Extract all lines that hold the string "remote".

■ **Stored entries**
########################################

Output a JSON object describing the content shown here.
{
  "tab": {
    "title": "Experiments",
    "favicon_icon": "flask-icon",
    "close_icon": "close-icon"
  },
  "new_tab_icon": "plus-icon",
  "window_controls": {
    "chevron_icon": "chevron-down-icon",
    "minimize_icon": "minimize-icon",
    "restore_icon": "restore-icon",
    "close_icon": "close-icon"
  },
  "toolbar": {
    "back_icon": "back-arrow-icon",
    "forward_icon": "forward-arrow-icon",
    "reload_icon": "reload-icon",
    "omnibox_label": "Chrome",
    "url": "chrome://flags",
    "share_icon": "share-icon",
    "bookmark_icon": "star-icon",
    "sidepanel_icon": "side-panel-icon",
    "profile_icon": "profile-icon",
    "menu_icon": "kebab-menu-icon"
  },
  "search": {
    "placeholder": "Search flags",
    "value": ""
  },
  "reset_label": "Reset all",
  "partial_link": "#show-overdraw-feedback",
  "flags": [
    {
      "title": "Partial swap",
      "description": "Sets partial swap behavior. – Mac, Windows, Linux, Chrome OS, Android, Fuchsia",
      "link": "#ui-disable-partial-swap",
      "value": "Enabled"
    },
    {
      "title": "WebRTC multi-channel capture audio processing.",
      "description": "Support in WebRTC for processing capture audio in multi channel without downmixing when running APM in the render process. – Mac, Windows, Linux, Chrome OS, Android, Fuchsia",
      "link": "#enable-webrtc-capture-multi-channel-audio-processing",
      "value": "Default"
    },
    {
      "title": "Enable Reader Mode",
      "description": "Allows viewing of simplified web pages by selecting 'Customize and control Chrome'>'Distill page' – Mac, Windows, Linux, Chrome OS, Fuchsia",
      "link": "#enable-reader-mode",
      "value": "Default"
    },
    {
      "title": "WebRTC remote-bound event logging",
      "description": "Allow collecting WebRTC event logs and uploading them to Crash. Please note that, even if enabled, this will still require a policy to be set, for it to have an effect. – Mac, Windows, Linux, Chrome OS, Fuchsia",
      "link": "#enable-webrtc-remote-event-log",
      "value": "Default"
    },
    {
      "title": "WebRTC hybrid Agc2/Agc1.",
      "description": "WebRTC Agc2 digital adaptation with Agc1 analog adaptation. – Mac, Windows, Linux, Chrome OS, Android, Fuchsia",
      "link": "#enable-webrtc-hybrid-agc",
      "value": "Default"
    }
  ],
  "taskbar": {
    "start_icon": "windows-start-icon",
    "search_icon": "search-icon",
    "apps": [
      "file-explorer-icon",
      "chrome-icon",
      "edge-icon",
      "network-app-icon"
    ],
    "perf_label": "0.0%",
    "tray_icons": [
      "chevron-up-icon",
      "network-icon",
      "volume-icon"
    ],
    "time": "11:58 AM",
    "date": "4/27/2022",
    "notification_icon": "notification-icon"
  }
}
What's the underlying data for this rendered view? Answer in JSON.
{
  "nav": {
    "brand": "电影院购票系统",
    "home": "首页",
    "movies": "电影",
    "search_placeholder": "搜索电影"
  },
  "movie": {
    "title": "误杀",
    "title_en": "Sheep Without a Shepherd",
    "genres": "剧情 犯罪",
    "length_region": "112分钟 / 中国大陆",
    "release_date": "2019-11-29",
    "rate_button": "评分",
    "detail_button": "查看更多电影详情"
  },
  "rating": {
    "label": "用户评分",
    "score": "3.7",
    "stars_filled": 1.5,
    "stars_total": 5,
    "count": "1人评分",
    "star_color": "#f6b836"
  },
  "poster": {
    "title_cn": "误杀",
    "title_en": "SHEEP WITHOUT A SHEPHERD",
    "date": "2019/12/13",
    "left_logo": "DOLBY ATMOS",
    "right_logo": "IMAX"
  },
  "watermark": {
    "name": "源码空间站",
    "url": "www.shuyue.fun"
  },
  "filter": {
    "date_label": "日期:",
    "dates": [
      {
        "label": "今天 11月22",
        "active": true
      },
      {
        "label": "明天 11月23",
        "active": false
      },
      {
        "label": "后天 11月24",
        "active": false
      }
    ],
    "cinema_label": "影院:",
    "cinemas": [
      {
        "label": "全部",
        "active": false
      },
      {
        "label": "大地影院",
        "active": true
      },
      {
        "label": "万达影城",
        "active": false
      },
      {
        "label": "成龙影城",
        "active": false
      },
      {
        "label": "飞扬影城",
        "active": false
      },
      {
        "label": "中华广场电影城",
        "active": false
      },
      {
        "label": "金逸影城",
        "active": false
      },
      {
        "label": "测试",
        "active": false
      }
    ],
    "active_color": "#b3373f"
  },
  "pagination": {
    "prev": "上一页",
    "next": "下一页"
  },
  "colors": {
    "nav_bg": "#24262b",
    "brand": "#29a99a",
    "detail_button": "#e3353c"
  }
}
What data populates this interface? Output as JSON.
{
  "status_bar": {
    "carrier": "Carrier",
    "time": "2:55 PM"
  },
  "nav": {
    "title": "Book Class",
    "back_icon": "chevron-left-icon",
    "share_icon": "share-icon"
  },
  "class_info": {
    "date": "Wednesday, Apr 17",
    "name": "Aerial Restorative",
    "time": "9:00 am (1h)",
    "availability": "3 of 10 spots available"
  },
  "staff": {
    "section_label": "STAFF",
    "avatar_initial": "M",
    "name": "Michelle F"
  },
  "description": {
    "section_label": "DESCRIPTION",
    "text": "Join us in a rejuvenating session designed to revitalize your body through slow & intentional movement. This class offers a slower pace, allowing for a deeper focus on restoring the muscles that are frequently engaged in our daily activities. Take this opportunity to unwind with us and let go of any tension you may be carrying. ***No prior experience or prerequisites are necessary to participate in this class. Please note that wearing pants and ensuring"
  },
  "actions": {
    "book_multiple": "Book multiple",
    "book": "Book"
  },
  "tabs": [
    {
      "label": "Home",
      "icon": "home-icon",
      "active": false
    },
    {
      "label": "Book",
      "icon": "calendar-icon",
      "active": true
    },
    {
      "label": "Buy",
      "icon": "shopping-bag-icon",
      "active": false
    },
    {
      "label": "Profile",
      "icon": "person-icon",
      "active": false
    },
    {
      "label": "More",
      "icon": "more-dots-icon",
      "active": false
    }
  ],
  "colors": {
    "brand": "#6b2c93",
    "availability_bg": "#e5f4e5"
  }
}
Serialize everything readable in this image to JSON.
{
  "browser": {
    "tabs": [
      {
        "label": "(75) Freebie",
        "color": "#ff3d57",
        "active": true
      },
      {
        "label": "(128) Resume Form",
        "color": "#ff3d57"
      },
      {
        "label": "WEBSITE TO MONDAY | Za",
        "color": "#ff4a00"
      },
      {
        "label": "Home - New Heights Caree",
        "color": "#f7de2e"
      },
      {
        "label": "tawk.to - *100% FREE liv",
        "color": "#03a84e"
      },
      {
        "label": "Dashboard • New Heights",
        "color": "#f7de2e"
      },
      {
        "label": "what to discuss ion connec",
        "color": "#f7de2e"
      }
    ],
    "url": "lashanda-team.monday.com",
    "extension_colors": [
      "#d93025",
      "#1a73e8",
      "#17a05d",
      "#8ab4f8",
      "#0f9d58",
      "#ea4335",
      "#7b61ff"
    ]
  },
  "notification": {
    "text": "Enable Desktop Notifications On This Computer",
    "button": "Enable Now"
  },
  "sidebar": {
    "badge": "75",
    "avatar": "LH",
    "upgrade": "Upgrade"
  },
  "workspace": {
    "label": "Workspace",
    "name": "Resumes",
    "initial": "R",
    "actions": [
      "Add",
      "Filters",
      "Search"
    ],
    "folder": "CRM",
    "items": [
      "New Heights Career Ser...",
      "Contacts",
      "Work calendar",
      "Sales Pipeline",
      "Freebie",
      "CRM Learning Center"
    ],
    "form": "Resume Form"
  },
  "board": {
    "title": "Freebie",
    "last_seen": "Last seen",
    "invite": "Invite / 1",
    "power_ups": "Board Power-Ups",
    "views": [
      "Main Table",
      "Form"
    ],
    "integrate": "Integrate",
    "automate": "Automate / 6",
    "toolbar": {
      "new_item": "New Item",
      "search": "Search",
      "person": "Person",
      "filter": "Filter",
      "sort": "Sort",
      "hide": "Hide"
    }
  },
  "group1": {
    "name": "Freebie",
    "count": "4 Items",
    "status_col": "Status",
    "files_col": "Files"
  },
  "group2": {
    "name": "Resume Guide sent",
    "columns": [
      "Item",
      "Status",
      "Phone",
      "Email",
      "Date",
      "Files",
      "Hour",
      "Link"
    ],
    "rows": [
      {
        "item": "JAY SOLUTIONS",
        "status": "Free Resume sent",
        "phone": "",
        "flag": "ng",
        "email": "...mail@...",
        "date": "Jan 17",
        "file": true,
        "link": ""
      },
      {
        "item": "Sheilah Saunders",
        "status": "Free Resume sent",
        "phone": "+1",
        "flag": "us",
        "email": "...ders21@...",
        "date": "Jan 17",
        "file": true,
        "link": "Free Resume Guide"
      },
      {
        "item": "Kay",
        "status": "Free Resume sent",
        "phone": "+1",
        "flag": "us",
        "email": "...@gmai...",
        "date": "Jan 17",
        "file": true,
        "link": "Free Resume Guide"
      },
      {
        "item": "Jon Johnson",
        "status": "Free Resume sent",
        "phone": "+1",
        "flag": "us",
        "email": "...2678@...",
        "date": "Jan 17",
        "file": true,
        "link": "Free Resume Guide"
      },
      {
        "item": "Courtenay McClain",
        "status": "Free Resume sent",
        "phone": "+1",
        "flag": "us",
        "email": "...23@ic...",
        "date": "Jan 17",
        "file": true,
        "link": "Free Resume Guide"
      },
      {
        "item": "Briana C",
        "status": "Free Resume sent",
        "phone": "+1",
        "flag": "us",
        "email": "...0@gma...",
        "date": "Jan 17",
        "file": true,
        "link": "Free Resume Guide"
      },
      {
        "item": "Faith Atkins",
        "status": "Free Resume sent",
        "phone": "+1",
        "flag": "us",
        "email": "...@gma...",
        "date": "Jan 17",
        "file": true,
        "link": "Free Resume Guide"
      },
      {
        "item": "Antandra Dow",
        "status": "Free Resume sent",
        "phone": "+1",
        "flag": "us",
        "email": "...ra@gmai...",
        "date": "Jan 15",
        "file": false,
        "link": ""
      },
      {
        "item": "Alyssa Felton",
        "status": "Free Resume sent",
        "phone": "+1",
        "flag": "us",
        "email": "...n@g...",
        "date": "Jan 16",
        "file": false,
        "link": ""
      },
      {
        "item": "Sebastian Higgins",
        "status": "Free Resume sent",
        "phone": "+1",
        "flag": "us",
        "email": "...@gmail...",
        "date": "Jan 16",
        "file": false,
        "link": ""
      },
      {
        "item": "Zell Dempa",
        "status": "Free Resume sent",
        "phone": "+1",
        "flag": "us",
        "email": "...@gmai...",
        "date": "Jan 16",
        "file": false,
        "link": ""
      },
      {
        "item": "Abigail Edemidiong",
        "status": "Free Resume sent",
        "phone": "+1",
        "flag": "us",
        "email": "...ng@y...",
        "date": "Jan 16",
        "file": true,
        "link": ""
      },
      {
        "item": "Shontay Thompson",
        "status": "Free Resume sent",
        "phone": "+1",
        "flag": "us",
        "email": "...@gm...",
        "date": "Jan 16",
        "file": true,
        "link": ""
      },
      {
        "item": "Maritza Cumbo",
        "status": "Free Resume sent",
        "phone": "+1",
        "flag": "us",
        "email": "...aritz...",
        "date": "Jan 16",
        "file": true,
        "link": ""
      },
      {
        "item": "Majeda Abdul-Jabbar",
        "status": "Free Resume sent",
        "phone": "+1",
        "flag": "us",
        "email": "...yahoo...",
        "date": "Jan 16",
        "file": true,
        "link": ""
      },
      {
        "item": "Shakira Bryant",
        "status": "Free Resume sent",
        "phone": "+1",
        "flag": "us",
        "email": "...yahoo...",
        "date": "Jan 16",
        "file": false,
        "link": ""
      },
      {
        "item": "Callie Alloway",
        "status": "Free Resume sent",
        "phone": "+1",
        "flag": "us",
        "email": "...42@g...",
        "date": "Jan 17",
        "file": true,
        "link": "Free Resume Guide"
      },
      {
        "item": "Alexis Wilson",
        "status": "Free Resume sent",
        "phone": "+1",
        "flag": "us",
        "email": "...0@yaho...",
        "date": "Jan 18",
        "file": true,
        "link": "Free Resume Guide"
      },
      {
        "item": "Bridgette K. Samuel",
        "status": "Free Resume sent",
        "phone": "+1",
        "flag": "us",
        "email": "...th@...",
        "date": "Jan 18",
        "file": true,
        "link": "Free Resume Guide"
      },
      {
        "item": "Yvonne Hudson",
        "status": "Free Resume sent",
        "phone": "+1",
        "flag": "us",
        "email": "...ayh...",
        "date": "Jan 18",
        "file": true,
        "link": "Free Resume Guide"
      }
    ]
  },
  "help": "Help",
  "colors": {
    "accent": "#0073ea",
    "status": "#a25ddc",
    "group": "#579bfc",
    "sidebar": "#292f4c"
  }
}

########################################

■ **Output for this task**
      "title": "WebRTC remote-bound event logging",
      "link": "#enable-webrtc-remote-event-log",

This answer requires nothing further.